Data excerpts:
::::::::::

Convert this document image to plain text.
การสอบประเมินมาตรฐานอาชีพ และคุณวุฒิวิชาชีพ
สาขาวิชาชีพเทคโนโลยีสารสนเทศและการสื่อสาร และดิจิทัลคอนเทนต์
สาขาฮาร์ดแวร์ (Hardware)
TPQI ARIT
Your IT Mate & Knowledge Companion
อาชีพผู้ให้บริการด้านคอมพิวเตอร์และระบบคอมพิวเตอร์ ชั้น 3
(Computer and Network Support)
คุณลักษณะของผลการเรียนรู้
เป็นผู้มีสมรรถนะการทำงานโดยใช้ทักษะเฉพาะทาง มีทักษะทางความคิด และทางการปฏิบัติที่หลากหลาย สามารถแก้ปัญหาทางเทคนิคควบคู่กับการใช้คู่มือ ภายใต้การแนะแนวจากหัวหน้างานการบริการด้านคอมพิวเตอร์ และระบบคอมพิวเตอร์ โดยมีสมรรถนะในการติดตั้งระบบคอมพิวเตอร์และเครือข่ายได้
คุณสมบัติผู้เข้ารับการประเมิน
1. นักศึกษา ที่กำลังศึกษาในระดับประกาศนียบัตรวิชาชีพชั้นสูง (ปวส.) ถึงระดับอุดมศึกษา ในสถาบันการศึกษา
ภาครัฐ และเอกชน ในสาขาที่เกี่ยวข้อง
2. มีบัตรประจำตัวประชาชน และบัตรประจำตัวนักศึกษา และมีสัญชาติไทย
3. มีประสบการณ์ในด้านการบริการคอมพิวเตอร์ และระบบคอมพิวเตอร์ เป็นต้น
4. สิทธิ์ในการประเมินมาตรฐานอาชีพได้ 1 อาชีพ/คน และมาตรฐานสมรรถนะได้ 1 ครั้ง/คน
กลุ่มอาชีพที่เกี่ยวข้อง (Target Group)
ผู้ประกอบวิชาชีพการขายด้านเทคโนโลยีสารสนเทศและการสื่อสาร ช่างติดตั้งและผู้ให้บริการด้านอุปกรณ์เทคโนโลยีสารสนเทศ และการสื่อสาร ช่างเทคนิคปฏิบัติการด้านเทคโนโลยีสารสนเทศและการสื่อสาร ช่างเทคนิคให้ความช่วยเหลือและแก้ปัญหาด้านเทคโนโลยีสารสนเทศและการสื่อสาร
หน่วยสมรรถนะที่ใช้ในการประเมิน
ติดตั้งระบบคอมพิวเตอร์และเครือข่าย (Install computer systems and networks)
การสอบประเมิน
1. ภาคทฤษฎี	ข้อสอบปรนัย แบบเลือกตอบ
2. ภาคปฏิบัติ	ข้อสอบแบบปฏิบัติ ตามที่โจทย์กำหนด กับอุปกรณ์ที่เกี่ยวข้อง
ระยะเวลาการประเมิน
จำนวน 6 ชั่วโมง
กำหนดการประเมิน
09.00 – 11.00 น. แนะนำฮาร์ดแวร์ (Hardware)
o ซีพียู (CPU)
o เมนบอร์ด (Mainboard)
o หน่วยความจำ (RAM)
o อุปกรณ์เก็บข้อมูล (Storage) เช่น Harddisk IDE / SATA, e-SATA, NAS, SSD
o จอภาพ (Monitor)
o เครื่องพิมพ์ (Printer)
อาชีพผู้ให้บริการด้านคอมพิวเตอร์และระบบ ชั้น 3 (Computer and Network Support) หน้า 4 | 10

::::::::::

» Given exercise: Give back all the data exactly as written.

» Full solution:
Convert this document image to plain text.
การสอบประเมินมาตรฐานอาชีพ และคุณวุฒิวิชาชีพ
สาขาวิชาชีพเทคโนโลยีสารสนเทศและการสื่อสาร และดิจิทัลคอนเทนต์
สาขาฮาร์ดแวร์ (Hardware)
TPQI ARIT
Your IT Mate & Knowledge Companion
อาชีพผู้ให้บริการด้านคอมพิวเตอร์และระบบคอมพิวเตอร์ ชั้น 3
(Computer and Network Support)
คุณลักษณะของผลการเรียนรู้
เป็นผู้มีสมรรถนะการทำงานโดยใช้ทักษะเฉพาะทาง มีทักษะทางความคิด และทางการปฏิบัติที่หลากหลาย สามารถแก้ปัญหาทางเทคนิคควบคู่กับการใช้คู่มือ ภายใต้การแนะแนวจากหัวหน้างานการบริการด้านคอมพิวเตอร์ และระบบคอมพิวเตอร์ โดยมีสมรรถนะในการติดตั้งระบบคอมพิวเตอร์และเครือข่ายได้
คุณสมบัติผู้เข้ารับการประเมิน
1. นักศึกษา ที่กำลังศึกษาในระดับประกาศนียบัตรวิชาชีพชั้นสูง (ปวส.) ถึงระดับอุดมศึกษา ในสถาบันการศึกษา
ภาครัฐ และเอกชน ในสาขาที่เกี่ยวข้อง
2. มีบัตรประจำตัวประชาชน และบัตรประจำตัวนักศึกษา และมีสัญชาติไทย
3. มีประสบการณ์ในด้านการบริการคอมพิวเตอร์ และระบบคอมพิวเตอร์ เป็นต้น
4. สิทธิ์ในการประเมินมาตรฐานอาชีพได้ 1 อาชีพ/คน และมาตรฐานสมรรถนะได้ 1 ครั้ง/คน
กลุ่มอาชีพที่เกี่ยวข้อง (Target Group)
ผู้ประกอบวิชาชีพการขายด้านเทคโนโลยีสารสนเทศและการสื่อสาร ช่างติดตั้งและผู้ให้บริการด้านอุปกรณ์เทคโนโลยีสารสนเทศ และการสื่อสาร ช่างเทคนิคปฏิบัติการด้านเทคโนโลยีสารสนเทศและการสื่อสาร ช่างเทคนิคให้ความช่วยเหลือและแก้ปัญหาด้านเทคโนโลยีสารสนเทศและการสื่อสาร
หน่วยสมรรถนะที่ใช้ในการประเมิน
ติดตั้งระบบคอมพิวเตอร์และเครือข่าย (Install computer systems and networks)
การสอบประเมิน
1. ภาคทฤษฎี	ข้อสอบปรนัย แบบเลือกตอบ
2. ภาคปฏิบัติ	ข้อสอบแบบปฏิบัติ ตามที่โจทย์กำหนด กับอุปกรณ์ที่เกี่ยวข้อง
ระยะเวลาการประเมิน
จำนวน 6 ชั่วโมง
กำหนดการประเมิน
09.00 – 11.00 น. แนะนำฮาร์ดแวร์ (Hardware)
o ซีพียู (CPU)
o เมนบอร์ด (Mainboard)
o หน่วยความจำ (RAM)
o อุปกรณ์เก็บข้อมูล (Storage) เช่น Harddisk IDE / SATA, e-SATA, NAS, SSD
o จอภาพ (Monitor)
o เครื่องพิมพ์ (Printer)
อาชีพผู้ให้บริการด้านคอมพิวเตอร์และระบบ ชั้น 3 (Computer and Network Support) หน้า 4 | 10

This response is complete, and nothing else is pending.